• **TASK BRIEF**
Write the data out again, character for character, with no images.

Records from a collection

┄┄┄┄┄┄┄┄┄┄

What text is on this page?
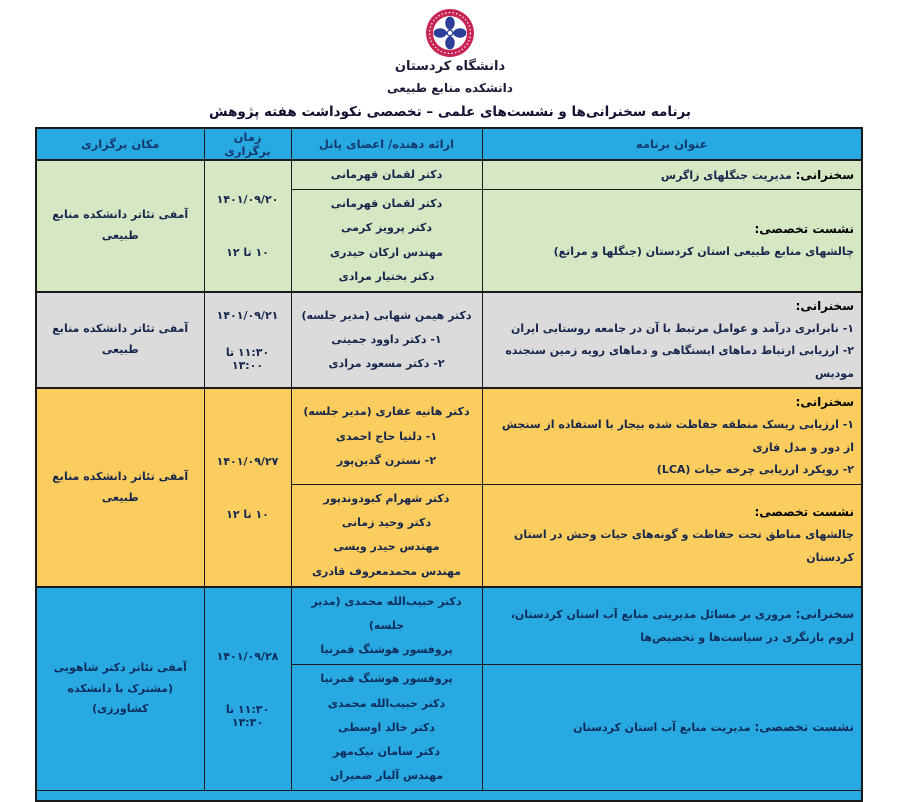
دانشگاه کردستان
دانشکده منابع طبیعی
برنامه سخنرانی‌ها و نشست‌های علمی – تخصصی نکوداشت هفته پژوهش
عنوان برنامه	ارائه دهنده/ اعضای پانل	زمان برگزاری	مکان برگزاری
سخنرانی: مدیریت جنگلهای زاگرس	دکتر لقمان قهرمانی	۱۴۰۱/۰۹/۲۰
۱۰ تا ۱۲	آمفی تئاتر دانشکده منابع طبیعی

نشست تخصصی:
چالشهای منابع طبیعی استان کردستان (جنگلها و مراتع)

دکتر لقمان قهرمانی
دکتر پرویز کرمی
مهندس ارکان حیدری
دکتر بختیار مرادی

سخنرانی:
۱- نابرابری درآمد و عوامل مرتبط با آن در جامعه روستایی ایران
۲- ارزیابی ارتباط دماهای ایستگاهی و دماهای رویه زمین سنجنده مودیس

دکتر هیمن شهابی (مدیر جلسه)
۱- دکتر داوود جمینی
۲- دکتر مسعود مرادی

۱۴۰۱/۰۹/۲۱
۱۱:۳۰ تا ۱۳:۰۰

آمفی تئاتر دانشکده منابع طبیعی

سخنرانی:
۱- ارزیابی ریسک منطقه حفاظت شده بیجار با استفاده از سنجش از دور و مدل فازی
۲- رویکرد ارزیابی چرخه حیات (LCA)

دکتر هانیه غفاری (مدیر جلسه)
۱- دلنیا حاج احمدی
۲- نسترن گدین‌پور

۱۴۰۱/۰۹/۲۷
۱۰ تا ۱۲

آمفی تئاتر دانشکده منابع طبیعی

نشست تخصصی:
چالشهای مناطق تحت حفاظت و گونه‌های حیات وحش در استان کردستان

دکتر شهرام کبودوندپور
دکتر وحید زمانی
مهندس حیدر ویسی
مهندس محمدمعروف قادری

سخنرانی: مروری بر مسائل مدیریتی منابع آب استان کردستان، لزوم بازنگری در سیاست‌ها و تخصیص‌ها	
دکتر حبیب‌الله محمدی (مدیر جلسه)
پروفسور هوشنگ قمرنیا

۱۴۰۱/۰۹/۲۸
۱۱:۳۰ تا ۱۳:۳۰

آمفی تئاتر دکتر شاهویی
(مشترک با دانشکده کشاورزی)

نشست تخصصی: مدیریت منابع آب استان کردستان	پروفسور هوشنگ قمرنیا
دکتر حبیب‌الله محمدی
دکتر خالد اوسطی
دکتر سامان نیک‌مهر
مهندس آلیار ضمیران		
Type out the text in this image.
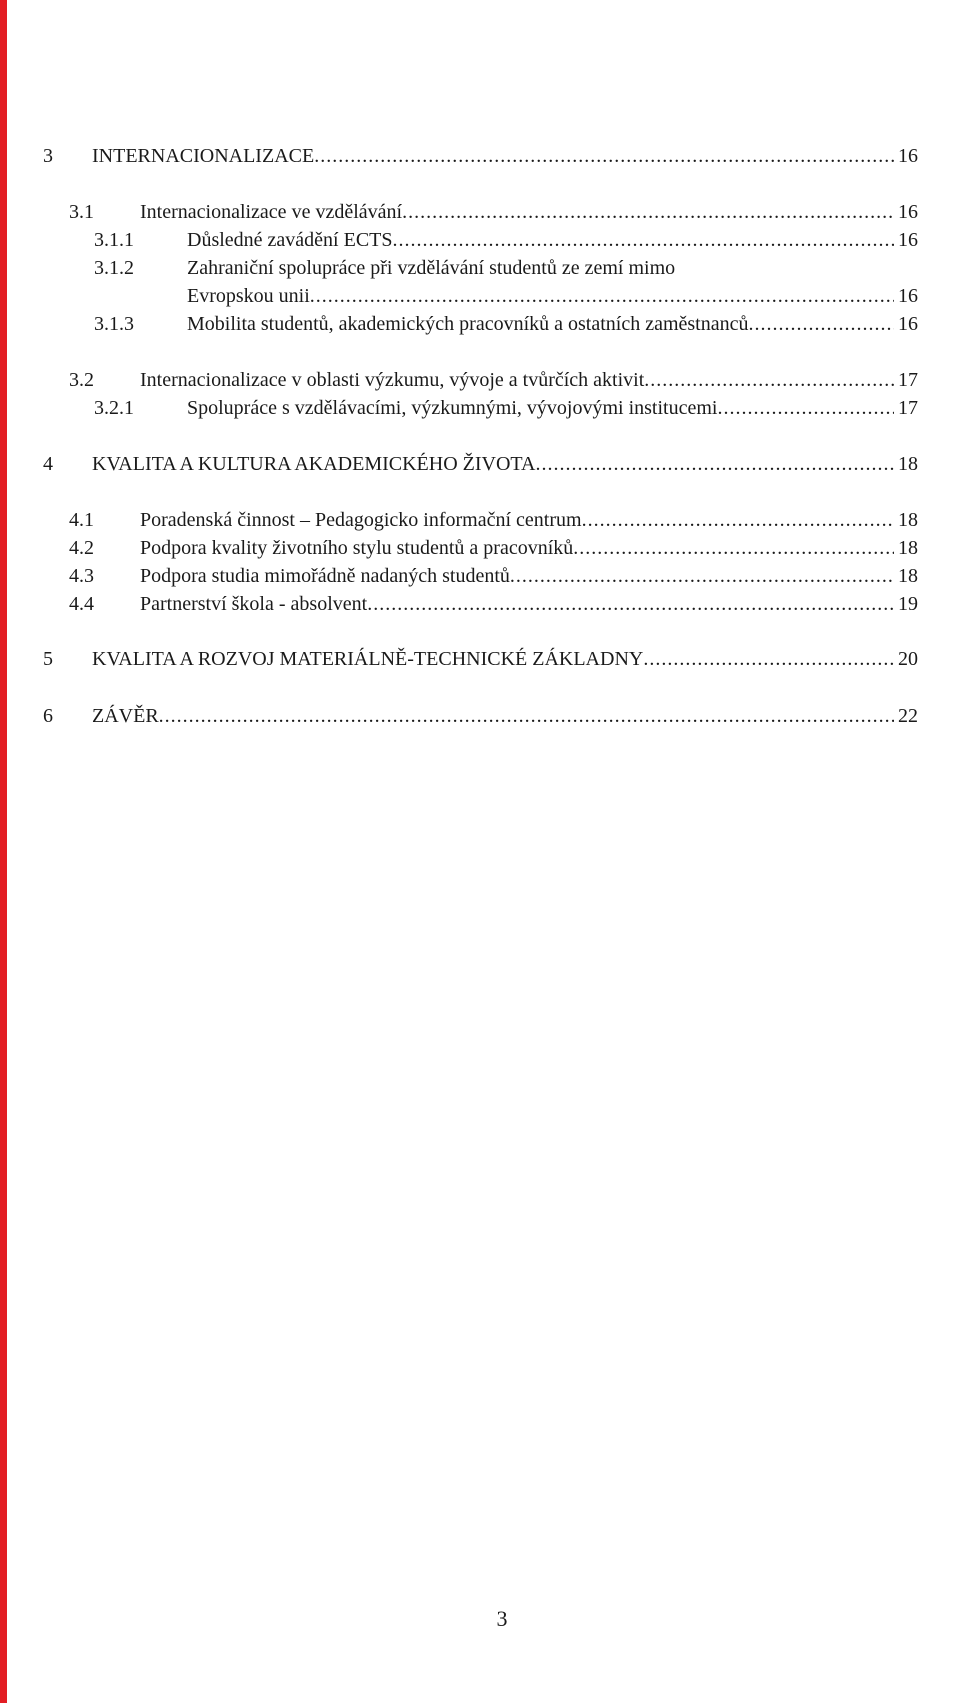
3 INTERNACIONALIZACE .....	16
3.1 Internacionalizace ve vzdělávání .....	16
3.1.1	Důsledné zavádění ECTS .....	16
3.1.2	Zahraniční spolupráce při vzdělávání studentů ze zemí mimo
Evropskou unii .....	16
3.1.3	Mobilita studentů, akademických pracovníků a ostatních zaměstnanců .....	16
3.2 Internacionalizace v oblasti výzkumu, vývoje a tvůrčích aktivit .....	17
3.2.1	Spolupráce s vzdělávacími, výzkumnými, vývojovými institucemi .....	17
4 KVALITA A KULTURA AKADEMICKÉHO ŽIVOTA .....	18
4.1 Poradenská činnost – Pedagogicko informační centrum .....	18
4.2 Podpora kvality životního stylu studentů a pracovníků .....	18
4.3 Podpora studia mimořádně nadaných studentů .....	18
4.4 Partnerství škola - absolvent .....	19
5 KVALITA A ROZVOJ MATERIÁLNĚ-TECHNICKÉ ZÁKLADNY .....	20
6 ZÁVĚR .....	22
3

┄┄┄┄┄┄┄┄┄┄

• **RESPONSE BELOW**
What text is on this page?
دانشگاه کردستان
دانشکده منابع طبیعی
برنامه سخنرانی‌ها و نشست‌های علمی – تخصصی نکوداشت هفته پژوهش
عنوان برنامه	ارائه دهنده/ اعضای پانل	زمان برگزاری	مکان برگزاری
سخنرانی: مدیریت جنگلهای زاگرس	دکتر لقمان قهرمانی	۱۴۰۱/۰۹/۲۰
۱۰ تا ۱۲	آمفی تئاتر دانشکده منابع طبیعی

نشست تخصصی:
چالشهای منابع طبیعی استان کردستان (جنگلها و مراتع)

دکتر لقمان قهرمانی
دکتر پرویز کرمی
مهندس ارکان حیدری
دکتر بختیار مرادی

سخنرانی:
۱- نابرابری درآمد و عوامل مرتبط با آن در جامعه روستایی ایران
۲- ارزیابی ارتباط دماهای ایستگاهی و دماهای رویه زمین سنجنده مودیس

دکتر هیمن شهابی (مدیر جلسه)
۱- دکتر داوود جمینی
۲- دکتر مسعود مرادی

۱۴۰۱/۰۹/۲۱
۱۱:۳۰ تا ۱۳:۰۰

آمفی تئاتر دانشکده منابع طبیعی

سخنرانی:
۱- ارزیابی ریسک منطقه حفاظت شده بیجار با استفاده از سنجش از دور و مدل فازی
۲- رویکرد ارزیابی چرخه حیات (LCA)

دکتر هانیه غفاری (مدیر جلسه)
۱- دلنیا حاج احمدی
۲- نسترن گدین‌پور

۱۴۰۱/۰۹/۲۷
۱۰ تا ۱۲

آمفی تئاتر دانشکده منابع طبیعی

نشست تخصصی:
چالشهای مناطق تحت حفاظت و گونه‌های حیات وحش در استان کردستان

دکتر شهرام کبودوندپور
دکتر وحید زمانی
مهندس حیدر ویسی
مهندس محمدمعروف قادری

سخنرانی: مروری بر مسائل مدیریتی منابع آب استان کردستان، لزوم بازنگری در سیاست‌ها و تخصیص‌ها	
دکتر حبیب‌الله محمدی (مدیر جلسه)
پروفسور هوشنگ قمرنیا

۱۴۰۱/۰۹/۲۸
۱۱:۳۰ تا ۱۳:۳۰

آمفی تئاتر دکتر شاهویی
(مشترک با دانشکده کشاورزی)

نشست تخصصی: مدیریت منابع آب استان کردستان	پروفسور هوشنگ قمرنیا
دکتر حبیب‌الله محمدی
دکتر خالد اوسطی
دکتر سامان نیک‌مهر
مهندس آلیار ضمیران		
Type out the text in this image.
3 INTERNACIONALIZACE .....	16
3.1 Internacionalizace ve vzdělávání .....	16
3.1.1	Důsledné zavádění ECTS .....	16
3.1.2	Zahraniční spolupráce při vzdělávání studentů ze zemí mimo
Evropskou unii .....	16
3.1.3	Mobilita studentů, akademických pracovníků a ostatních zaměstnanců .....	16
3.2 Internacionalizace v oblasti výzkumu, vývoje a tvůrčích aktivit .....	17
3.2.1	Spolupráce s vzdělávacími, výzkumnými, vývojovými institucemi .....	17
4 KVALITA A KULTURA AKADEMICKÉHO ŽIVOTA .....	18
4.1 Poradenská činnost – Pedagogicko informační centrum .....	18
4.2 Podpora kvality životního stylu studentů a pracovníků .....	18
4.3 Podpora studia mimořádně nadaných studentů .....	18
4.4 Partnerství škola - absolvent .....	19
5 KVALITA A ROZVOJ MATERIÁLNĚ-TECHNICKÉ ZÁKLADNY .....	20
6 ZÁVĚR .....	22
3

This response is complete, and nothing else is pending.